Collection entries
•••••
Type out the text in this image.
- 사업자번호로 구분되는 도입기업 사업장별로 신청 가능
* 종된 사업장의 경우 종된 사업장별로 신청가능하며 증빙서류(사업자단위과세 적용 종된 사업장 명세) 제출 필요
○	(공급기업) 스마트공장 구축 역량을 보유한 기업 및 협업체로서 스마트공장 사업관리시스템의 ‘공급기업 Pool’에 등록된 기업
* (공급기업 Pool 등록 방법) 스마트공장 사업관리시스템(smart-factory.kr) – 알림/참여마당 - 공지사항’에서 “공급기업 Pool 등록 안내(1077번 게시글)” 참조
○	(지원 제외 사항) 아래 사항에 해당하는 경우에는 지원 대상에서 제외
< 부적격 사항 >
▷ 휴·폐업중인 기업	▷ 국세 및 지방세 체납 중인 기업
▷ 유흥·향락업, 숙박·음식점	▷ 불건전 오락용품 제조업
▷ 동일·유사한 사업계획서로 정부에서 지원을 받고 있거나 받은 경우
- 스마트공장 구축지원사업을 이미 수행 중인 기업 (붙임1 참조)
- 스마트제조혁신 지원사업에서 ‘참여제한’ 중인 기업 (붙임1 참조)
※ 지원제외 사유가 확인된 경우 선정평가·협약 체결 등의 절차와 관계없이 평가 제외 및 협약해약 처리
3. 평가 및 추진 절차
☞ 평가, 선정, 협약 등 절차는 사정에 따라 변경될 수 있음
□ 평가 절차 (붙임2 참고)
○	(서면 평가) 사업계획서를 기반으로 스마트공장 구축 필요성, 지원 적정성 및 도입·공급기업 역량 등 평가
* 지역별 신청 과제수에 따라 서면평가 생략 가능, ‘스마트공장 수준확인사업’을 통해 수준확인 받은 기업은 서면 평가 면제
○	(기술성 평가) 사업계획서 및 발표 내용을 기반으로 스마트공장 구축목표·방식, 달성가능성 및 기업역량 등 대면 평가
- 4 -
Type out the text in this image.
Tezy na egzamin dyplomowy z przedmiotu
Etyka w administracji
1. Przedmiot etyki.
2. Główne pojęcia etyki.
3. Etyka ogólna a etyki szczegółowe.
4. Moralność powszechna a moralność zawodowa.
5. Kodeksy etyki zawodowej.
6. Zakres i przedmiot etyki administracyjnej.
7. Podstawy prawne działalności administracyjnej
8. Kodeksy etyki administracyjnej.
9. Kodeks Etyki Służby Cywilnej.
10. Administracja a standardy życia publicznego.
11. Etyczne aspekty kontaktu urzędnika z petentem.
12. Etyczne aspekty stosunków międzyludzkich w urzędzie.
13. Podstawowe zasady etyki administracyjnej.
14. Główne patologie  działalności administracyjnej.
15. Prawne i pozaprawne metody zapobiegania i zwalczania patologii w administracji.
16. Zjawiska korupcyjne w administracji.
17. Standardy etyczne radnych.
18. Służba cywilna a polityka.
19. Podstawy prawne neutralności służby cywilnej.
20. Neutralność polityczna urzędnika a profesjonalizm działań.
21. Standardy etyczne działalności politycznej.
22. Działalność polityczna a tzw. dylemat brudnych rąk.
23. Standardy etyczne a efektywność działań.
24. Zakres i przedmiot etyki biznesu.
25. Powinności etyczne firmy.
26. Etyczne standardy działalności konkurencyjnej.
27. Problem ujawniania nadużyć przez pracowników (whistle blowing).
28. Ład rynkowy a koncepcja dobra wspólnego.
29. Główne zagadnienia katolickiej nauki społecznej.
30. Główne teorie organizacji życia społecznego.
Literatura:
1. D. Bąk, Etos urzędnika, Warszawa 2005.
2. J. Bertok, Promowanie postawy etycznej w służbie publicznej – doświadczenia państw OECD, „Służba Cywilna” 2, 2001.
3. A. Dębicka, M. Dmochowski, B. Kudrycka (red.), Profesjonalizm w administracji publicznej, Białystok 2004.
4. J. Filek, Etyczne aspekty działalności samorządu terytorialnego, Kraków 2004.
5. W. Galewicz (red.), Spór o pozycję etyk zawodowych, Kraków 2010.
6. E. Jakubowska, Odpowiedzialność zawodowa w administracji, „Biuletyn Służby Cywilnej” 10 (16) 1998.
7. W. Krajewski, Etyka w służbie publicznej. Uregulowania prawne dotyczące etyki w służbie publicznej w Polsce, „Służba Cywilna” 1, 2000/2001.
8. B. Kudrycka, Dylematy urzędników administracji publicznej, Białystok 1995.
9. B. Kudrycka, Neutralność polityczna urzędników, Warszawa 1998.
•••••
How many lines in these entries contain the string "administracyjnej"? State the number and nothing more.

Result: 5